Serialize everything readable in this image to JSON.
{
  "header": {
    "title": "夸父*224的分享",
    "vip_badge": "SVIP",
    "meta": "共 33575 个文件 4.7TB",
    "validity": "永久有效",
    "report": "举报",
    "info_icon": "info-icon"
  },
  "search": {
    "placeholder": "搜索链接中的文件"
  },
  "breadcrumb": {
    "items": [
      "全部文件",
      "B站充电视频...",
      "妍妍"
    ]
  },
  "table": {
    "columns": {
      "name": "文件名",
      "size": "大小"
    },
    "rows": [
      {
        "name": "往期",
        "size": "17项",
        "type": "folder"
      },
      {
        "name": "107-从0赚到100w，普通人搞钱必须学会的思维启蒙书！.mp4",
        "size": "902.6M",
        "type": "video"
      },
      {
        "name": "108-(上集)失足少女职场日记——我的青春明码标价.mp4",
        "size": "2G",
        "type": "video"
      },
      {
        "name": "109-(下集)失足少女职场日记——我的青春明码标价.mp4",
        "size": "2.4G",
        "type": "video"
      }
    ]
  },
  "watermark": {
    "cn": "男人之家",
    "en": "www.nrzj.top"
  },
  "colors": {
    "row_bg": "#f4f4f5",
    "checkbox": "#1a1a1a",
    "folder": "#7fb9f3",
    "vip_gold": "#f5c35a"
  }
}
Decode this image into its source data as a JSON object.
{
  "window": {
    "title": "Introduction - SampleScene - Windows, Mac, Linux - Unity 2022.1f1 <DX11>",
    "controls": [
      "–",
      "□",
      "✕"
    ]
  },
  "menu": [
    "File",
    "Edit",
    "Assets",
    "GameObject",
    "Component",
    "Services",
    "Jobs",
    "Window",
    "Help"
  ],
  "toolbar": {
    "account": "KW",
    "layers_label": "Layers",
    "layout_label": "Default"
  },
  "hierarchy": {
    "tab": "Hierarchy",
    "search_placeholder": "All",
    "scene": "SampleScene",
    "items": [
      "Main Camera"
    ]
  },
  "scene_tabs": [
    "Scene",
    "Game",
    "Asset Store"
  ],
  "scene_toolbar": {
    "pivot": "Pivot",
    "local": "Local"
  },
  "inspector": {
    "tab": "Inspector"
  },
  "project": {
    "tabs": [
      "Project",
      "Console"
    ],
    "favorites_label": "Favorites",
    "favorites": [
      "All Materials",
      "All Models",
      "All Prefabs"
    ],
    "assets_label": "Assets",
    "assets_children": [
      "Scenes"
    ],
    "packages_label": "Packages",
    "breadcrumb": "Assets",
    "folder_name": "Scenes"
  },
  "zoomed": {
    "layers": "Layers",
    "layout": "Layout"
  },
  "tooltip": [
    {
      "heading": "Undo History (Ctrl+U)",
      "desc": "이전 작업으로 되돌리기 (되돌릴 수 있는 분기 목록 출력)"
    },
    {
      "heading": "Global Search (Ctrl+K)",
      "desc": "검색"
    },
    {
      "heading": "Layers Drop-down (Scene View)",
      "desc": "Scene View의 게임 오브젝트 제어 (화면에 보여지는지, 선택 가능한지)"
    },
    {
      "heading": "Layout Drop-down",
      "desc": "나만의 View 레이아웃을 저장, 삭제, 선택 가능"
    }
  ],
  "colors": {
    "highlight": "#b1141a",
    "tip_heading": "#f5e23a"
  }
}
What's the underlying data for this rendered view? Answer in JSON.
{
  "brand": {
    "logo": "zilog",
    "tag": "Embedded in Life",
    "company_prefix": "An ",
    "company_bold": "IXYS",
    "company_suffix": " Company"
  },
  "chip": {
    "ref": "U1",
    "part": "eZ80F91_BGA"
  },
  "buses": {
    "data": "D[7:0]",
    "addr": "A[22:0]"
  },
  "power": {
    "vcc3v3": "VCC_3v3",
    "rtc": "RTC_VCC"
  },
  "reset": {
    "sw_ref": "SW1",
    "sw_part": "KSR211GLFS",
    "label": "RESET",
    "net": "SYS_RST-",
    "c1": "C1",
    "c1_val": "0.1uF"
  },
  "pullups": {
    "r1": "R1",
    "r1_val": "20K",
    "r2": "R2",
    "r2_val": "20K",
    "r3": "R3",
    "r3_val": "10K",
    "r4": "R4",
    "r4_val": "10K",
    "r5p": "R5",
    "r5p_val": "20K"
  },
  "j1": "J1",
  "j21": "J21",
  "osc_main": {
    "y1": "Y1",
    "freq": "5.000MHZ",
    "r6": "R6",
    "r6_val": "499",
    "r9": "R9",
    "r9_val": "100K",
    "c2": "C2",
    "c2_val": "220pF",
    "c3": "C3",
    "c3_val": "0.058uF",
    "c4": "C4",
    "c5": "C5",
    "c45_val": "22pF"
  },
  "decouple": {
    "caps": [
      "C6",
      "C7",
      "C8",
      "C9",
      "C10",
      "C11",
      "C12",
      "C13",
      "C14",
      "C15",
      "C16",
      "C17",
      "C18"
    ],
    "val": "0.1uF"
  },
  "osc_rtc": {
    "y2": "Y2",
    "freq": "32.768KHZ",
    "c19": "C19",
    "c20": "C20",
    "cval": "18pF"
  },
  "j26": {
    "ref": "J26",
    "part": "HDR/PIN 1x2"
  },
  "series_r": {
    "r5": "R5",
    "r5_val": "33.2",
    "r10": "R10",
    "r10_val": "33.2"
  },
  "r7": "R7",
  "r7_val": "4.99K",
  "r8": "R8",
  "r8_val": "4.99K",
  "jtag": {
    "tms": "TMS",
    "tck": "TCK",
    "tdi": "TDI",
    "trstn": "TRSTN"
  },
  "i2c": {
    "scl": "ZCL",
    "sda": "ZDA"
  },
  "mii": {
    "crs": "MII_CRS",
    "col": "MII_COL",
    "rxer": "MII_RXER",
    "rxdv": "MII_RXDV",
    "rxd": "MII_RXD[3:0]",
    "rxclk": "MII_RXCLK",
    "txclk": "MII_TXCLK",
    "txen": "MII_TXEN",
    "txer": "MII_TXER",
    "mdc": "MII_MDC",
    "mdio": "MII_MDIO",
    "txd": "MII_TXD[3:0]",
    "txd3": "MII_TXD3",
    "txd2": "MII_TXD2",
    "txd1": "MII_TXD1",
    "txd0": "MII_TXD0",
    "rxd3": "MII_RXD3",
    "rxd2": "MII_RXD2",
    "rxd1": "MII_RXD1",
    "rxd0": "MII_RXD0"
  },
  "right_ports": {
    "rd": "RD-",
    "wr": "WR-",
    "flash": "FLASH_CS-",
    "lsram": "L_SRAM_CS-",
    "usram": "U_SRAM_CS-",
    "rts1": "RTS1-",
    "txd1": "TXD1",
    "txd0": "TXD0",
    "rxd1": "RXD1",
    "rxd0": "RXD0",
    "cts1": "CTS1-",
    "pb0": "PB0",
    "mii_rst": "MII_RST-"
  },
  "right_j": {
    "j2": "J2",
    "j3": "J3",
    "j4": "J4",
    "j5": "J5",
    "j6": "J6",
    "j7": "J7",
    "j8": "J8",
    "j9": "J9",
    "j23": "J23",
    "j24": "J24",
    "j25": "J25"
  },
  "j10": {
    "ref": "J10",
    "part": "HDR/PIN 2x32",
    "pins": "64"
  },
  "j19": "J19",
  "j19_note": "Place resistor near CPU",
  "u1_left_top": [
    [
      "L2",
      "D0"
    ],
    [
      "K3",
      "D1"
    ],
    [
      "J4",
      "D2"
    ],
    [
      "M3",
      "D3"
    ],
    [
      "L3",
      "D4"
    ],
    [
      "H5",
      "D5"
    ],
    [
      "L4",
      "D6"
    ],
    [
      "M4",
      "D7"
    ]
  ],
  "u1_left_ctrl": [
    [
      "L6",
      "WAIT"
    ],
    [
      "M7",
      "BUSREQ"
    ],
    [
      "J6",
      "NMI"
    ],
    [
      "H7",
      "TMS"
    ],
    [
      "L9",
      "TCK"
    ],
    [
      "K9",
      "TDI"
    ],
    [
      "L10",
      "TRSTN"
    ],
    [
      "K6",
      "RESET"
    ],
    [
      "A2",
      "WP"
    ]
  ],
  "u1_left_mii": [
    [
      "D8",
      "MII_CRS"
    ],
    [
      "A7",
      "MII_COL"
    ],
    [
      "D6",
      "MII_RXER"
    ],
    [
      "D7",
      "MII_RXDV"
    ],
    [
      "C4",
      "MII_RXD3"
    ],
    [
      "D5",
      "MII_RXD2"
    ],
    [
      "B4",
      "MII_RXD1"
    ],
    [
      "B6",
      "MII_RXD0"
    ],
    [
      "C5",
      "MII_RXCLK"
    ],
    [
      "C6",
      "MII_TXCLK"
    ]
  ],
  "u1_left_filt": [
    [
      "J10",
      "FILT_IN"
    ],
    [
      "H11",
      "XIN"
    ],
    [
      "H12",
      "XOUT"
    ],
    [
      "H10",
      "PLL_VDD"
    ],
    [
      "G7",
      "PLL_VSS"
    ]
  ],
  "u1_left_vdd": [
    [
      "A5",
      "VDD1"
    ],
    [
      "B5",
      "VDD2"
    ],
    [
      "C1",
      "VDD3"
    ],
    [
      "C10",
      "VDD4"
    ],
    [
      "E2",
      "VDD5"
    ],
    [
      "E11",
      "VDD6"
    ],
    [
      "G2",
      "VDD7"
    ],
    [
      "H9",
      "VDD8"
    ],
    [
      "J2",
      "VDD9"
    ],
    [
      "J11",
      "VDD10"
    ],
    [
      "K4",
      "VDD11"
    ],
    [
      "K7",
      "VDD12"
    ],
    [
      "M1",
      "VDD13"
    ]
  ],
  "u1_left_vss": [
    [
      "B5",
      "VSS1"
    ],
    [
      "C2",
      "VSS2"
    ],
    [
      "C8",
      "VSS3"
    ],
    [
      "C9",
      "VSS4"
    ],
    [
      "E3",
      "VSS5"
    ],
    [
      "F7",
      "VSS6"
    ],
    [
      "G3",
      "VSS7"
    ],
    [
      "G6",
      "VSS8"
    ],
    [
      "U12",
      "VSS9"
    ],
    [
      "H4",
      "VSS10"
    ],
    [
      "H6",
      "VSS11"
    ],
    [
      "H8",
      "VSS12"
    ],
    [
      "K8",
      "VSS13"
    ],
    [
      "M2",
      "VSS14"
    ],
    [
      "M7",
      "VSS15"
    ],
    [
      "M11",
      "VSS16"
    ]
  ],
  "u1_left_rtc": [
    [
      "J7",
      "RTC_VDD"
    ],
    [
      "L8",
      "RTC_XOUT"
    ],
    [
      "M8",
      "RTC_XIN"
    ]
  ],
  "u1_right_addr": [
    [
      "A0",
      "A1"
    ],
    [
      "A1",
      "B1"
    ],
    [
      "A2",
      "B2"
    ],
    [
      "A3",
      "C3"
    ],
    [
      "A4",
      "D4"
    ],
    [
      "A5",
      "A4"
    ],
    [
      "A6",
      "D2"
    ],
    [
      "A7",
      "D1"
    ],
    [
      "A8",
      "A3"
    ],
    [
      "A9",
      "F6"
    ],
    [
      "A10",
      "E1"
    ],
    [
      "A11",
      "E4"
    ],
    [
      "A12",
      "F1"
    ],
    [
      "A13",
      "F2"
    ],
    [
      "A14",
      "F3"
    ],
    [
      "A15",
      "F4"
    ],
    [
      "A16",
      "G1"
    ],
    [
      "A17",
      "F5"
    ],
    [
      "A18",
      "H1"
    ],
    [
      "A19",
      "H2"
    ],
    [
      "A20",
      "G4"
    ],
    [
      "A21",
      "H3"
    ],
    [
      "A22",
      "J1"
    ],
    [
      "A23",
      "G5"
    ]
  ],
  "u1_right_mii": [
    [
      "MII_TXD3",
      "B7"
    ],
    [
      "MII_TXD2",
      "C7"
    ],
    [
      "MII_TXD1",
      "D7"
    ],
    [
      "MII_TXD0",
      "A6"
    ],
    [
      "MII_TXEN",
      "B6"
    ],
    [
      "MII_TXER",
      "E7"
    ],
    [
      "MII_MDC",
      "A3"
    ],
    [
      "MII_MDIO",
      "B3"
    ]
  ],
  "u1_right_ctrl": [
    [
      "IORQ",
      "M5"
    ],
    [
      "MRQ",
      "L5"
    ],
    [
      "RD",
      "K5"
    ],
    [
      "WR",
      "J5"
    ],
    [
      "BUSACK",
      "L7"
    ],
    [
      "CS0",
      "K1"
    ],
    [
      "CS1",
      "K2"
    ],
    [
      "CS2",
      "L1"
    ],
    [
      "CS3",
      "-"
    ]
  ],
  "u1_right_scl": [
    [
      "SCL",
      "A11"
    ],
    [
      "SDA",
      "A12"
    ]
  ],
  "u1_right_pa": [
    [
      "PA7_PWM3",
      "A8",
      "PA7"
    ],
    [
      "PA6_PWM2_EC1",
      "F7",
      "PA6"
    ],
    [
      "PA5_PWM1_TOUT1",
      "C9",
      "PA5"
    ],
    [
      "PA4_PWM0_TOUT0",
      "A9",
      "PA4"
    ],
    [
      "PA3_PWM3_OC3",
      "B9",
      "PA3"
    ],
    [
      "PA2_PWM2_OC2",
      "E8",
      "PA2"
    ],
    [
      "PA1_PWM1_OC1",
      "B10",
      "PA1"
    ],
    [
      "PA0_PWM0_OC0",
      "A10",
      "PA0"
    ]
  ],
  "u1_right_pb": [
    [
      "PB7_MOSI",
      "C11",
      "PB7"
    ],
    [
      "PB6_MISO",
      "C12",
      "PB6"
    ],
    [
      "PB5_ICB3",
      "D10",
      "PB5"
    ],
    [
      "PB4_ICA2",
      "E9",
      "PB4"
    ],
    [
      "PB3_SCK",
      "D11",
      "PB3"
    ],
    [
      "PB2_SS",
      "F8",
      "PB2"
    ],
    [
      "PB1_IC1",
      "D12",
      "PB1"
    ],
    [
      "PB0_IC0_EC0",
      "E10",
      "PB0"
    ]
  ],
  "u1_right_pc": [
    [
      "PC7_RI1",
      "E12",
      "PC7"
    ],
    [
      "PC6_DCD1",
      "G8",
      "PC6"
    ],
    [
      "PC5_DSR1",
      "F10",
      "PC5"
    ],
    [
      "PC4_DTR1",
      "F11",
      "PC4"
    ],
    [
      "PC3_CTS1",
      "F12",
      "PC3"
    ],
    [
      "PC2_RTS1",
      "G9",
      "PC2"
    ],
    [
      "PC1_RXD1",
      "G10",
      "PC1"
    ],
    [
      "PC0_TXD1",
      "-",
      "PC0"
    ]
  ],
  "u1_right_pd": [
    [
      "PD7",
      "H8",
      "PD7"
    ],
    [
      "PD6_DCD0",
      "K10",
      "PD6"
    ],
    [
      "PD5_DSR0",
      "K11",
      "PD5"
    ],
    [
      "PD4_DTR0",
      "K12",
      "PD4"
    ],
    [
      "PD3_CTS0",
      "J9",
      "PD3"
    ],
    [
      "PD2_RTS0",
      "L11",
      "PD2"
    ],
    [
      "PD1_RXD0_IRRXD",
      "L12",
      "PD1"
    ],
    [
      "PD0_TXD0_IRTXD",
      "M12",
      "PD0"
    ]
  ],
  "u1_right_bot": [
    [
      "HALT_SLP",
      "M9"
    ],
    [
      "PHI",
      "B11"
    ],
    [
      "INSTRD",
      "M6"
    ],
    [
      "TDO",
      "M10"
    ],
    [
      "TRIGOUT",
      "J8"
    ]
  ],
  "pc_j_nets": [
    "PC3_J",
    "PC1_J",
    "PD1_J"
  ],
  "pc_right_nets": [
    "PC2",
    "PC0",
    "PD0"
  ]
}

============

**What to work on**
Lines of the material that contain the word "SampleScene" are to be gathered.

**Exercise output**
    "title": "Introduction - SampleScene - Windows, Mac, Linux - Unity 2022.1f1 <DX11>",
    "scene": "SampleScene",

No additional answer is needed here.